EXCERPTED RECORDS
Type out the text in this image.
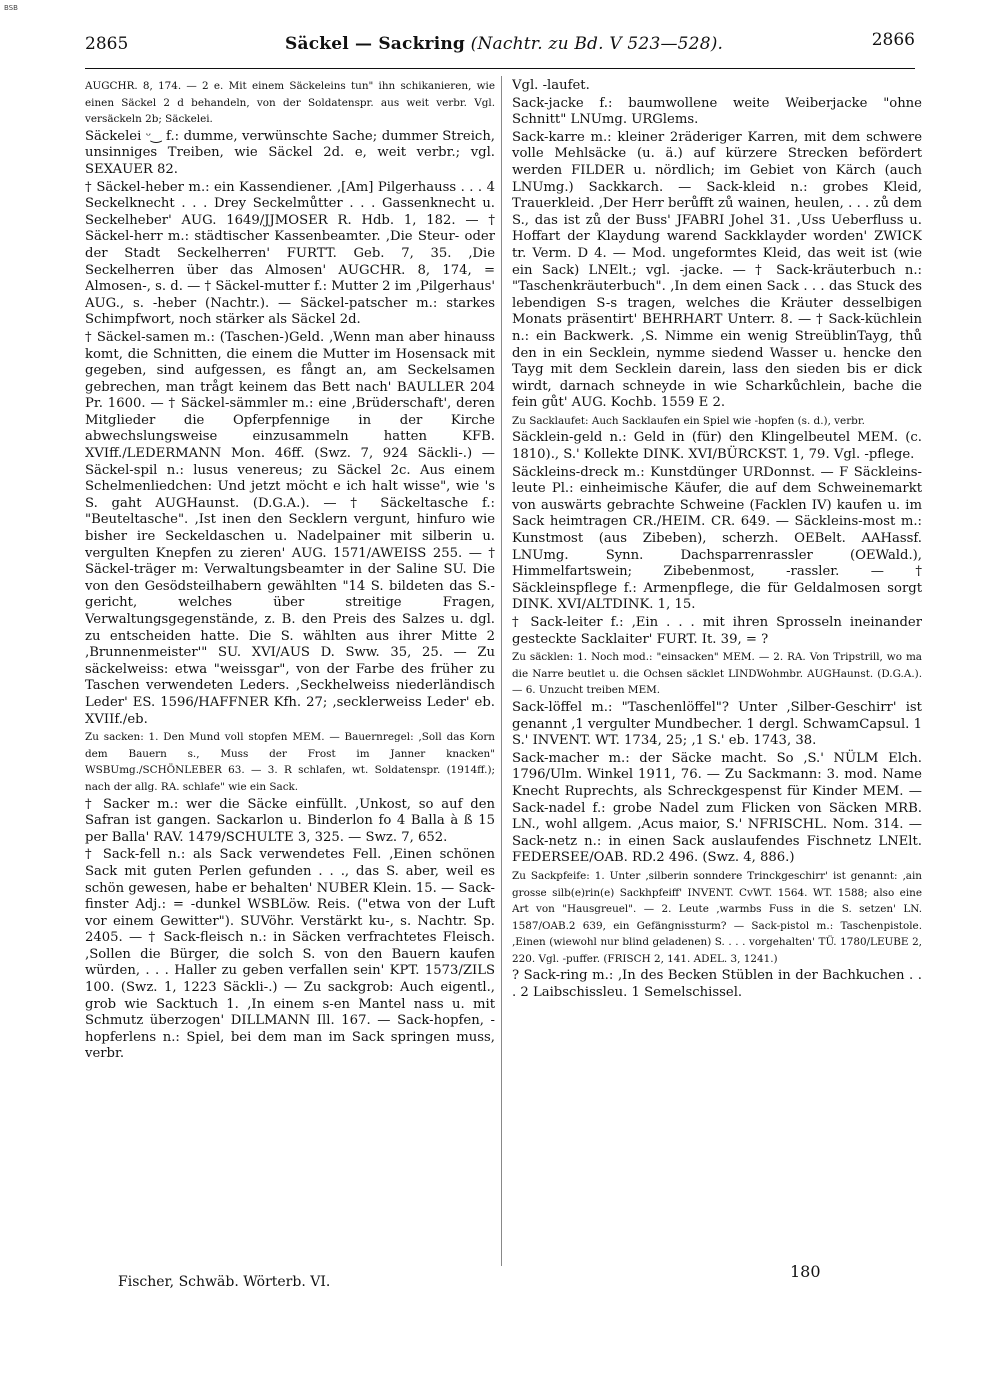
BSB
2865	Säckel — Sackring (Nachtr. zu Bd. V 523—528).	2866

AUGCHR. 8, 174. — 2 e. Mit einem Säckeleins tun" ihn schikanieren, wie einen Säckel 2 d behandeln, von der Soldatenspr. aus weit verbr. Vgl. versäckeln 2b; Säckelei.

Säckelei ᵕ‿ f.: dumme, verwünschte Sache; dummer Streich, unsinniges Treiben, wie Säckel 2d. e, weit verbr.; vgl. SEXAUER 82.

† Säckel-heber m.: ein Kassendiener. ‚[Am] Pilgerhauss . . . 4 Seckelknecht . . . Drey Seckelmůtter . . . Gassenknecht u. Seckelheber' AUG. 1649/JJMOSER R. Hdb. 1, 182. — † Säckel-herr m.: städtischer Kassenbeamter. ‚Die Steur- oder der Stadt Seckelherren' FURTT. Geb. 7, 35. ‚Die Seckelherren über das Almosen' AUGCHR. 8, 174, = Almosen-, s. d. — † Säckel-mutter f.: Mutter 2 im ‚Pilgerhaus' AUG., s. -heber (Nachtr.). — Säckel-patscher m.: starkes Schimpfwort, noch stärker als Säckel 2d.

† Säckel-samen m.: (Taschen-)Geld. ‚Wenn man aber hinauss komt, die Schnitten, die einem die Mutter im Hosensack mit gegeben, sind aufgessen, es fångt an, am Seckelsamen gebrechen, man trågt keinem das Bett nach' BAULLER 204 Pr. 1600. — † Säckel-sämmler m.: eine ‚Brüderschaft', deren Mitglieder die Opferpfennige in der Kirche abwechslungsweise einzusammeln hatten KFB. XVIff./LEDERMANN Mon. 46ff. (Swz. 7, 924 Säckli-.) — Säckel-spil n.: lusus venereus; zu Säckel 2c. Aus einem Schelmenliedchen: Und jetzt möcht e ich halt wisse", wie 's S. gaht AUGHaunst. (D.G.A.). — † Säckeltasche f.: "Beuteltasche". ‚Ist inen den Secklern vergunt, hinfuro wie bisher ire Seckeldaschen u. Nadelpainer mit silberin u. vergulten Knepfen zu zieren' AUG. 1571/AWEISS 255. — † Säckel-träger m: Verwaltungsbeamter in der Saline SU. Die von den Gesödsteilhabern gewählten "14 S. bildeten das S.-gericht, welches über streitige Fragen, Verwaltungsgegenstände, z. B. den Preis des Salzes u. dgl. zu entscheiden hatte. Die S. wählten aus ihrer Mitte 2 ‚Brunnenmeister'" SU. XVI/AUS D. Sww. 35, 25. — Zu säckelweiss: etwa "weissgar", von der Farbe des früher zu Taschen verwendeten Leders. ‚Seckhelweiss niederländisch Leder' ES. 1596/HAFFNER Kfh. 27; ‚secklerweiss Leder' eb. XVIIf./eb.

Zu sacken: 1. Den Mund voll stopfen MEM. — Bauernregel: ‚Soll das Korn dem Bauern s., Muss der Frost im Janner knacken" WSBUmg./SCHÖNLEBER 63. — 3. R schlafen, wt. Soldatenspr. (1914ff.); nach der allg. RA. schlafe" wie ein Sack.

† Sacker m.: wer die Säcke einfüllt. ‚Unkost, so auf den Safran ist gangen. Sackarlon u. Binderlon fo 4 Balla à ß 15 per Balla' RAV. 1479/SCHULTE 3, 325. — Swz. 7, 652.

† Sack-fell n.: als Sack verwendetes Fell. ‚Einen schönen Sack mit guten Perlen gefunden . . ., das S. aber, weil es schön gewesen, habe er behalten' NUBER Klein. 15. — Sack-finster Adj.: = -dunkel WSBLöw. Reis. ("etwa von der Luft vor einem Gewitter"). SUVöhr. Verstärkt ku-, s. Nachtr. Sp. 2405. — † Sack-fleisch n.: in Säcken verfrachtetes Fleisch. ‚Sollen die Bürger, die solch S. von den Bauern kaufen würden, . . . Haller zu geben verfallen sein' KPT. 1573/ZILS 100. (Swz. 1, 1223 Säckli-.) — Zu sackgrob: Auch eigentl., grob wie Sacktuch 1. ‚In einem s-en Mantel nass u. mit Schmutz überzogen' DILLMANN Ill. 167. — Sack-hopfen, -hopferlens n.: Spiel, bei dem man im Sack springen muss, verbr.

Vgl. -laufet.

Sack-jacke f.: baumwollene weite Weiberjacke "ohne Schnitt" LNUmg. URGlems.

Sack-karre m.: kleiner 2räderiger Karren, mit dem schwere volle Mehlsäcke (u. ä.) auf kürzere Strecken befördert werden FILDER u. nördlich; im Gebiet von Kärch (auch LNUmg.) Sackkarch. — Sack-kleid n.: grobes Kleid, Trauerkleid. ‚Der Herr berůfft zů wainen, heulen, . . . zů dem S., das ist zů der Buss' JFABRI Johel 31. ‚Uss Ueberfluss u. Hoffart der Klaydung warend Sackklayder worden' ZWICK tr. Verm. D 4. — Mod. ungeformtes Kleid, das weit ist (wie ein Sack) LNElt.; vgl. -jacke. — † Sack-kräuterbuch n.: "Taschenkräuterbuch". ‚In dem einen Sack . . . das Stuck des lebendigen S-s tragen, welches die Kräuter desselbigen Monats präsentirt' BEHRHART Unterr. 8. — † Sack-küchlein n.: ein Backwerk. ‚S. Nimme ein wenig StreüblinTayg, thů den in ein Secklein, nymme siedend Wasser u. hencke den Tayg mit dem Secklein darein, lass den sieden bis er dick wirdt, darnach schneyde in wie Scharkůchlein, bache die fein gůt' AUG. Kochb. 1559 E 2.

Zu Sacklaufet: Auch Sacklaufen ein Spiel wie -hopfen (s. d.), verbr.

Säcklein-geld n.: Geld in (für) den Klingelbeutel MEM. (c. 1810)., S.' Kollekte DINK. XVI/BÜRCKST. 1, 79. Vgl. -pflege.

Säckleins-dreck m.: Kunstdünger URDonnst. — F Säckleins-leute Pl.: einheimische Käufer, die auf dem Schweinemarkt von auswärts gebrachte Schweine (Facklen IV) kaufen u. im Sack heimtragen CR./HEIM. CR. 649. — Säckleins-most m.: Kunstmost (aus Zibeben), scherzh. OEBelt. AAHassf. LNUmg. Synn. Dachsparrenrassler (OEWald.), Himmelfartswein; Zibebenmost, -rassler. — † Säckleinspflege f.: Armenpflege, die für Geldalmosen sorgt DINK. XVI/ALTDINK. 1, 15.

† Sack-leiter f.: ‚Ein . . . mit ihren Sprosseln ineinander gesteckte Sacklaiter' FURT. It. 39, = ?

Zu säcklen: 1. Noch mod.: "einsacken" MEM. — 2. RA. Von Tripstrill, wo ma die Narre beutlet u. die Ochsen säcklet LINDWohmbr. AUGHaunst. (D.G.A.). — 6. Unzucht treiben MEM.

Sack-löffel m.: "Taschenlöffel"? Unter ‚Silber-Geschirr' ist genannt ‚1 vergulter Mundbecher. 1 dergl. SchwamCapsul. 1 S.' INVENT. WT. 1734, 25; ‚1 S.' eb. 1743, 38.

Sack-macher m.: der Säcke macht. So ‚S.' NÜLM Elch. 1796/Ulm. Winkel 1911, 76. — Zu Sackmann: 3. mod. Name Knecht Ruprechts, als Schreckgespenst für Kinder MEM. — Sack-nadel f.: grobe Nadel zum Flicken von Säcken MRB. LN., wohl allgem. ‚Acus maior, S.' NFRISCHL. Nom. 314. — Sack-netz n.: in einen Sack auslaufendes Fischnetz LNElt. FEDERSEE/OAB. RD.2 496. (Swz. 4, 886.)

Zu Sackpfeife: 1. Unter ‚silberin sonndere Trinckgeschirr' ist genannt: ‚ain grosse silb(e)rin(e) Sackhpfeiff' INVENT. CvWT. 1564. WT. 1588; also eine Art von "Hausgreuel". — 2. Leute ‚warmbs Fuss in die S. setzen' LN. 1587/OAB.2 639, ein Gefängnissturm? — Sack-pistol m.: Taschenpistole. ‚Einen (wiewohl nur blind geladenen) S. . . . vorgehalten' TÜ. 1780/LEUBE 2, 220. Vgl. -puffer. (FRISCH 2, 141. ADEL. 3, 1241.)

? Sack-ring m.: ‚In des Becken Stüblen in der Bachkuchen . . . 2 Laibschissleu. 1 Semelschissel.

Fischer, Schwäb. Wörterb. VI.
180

---

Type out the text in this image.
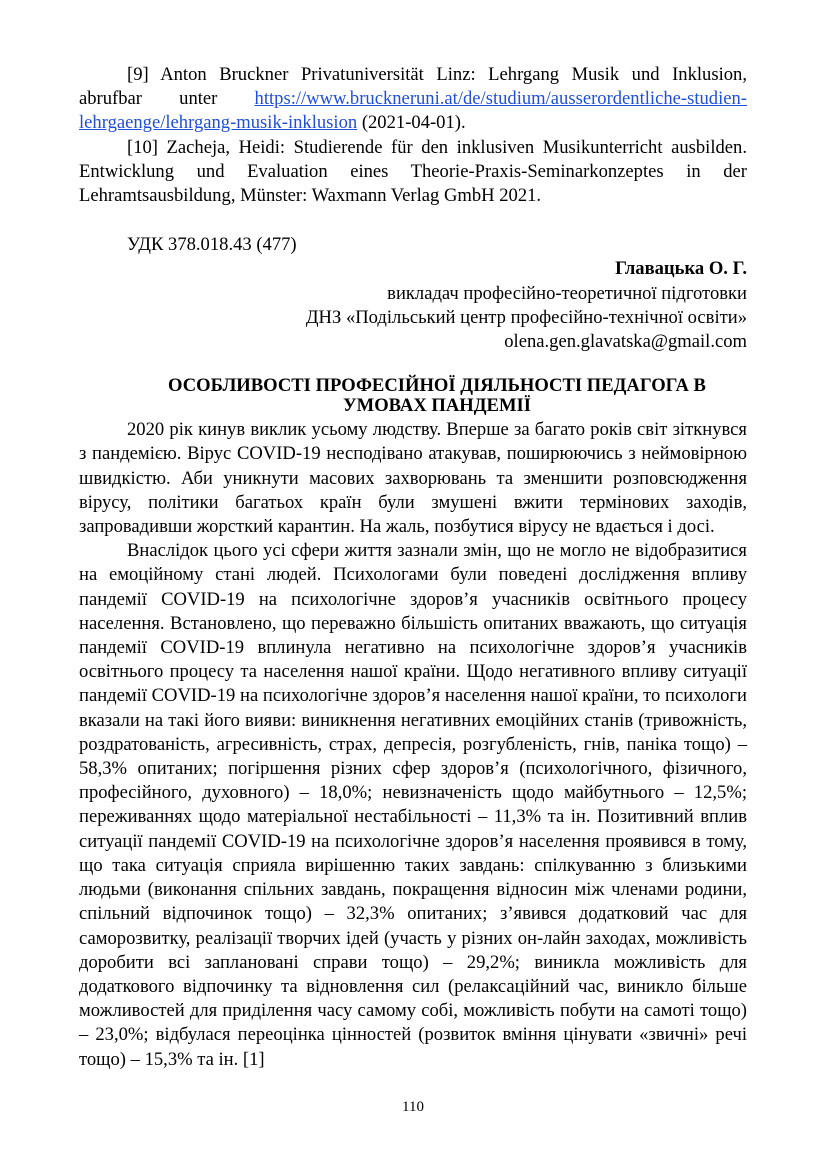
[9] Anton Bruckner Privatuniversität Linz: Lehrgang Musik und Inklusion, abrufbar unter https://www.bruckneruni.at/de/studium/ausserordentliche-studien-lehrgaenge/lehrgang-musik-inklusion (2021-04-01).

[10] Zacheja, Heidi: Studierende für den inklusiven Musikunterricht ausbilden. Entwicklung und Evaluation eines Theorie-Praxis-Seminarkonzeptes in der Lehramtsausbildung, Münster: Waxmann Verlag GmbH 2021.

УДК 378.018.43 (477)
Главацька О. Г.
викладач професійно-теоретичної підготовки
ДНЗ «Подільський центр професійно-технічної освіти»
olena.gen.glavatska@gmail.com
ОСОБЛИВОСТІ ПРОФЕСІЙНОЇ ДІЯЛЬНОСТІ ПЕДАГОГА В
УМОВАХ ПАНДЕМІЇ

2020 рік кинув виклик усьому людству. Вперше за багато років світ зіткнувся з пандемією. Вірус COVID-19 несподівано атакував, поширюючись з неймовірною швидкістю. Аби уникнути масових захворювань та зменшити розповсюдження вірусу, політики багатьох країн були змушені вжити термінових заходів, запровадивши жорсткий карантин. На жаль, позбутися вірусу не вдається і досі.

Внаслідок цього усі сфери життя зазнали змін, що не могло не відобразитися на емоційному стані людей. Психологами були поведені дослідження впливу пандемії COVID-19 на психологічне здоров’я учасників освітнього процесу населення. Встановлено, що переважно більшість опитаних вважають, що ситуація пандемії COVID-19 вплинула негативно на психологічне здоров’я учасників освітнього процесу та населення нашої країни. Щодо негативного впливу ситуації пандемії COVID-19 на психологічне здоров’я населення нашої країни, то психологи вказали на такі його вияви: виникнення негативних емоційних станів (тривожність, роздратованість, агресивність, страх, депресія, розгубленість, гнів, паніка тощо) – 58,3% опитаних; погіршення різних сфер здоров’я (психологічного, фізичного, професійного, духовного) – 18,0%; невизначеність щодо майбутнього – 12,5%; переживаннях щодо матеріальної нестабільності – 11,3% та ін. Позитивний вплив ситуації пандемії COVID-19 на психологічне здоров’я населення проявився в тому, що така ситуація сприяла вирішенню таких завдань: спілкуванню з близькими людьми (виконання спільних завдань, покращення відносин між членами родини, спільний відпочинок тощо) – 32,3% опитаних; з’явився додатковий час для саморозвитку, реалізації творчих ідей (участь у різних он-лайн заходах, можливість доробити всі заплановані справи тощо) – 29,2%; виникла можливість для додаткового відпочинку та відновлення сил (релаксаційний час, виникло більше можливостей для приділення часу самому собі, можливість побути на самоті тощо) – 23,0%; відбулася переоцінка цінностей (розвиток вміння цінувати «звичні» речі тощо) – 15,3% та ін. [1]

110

--

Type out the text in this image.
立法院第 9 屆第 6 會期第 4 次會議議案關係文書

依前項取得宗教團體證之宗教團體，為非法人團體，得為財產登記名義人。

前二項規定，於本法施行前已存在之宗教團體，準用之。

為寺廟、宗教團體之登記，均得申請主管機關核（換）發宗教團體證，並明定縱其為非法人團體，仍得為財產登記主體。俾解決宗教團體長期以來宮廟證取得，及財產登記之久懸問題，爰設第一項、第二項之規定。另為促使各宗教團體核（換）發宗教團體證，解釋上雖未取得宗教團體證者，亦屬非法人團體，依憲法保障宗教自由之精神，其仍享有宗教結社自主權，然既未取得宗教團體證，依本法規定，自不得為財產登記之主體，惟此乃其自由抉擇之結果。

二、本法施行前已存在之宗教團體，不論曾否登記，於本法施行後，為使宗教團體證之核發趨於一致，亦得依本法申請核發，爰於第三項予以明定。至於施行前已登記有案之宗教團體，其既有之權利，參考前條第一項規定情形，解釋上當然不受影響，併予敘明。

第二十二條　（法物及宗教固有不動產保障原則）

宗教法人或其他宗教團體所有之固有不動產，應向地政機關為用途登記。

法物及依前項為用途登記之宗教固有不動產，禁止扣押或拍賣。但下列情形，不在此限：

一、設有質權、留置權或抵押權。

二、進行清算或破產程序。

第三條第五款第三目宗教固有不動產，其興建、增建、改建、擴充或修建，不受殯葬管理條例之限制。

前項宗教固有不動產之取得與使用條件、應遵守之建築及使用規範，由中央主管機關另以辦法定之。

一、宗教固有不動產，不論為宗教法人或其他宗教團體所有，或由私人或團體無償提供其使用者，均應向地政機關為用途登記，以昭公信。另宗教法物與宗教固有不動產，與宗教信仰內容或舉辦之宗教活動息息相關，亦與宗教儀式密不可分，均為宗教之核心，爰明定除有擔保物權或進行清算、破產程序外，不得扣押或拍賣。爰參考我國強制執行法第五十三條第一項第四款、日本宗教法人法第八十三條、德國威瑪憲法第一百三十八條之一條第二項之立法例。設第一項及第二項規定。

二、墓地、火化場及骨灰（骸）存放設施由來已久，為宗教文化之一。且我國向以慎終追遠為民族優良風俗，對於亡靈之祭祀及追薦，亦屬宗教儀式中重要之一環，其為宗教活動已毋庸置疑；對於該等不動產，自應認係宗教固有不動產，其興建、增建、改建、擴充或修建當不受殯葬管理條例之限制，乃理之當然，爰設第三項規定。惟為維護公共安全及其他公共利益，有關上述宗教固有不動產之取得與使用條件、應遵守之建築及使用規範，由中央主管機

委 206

STATED EXERCISE
Pick out the lines containing the word "silberin" and show them.

FULL ANSWER
† Säckel-samen m.: (Taschen-)Geld. ‚Wenn man aber hinauss komt, die Schnitten, die einem die Mutter im Hosensack mit gegeben, sind aufgessen, es fångt an, am Seckelsamen gebrechen, man trågt keinem das Bett nach' BAULLER 204 Pr. 1600. — † Säckel-sämmler m.: eine ‚Brüderschaft', deren Mitglieder die Opferpfennige in der Kirche abwechslungsweise einzusammeln hatten KFB. XVIff./LEDERMANN Mon. 46ff. (Swz. 7, 924 Säckli-.) — Säckel-spil n.: lusus venereus; zu Säckel 2c. Aus einem Schelmenliedchen: Und jetzt möcht e ich halt wisse", wie 's S. gaht AUGHaunst. (D.G.A.). — † Säckeltasche f.: "Beuteltasche". ‚Ist inen den Secklern vergunt, hinfuro wie bisher ire Seckeldaschen u. Nadelpainer mit silberin u. vergulten Knepfen zu zieren' AUG. 1571/AWEISS 255. — † Säckel-träger m: Verwaltungsbeamter in der Saline SU. Die von den Gesödsteilhabern gewählten "14 S. bildeten das S.-gericht, welches über streitige Fragen, Verwaltungsgegenstände, z. B. den Preis des Salzes u. dgl. zu entscheiden hatte. Die S. wählten aus ihrer Mitte 2 ‚Brunnenmeister'" SU. XVI/AUS D. Sww. 35, 25. — Zu säckelweiss: etwa "weissgar", von der Farbe des früher zu Taschen verwendeten Leders. ‚Seckhelweiss niederländisch Leder' ES. 1596/HAFFNER Kfh. 27; ‚secklerweiss Leder' eb. XVIIf./eb.
Zu Sackpfeife: 1. Unter ‚silberin sonndere Trinckgeschirr' ist genannt: ‚ain grosse silb(e)rin(e) Sackhpfeiff' INVENT. CvWT. 1564. WT. 1588; also eine Art von "Hausgreuel". — 2. Leute ‚warmbs Fuss in die S. setzen' LN. 1587/OAB.2 639, ein Gefängnissturm? — Sack-pistol m.: Taschenpistole. ‚Einen (wiewohl nur blind geladenen) S. . . . vorgehalten' TÜ. 1780/LEUBE 2, 220. Vgl. -puffer. (FRISCH 2, 141. ADEL. 3, 1241.)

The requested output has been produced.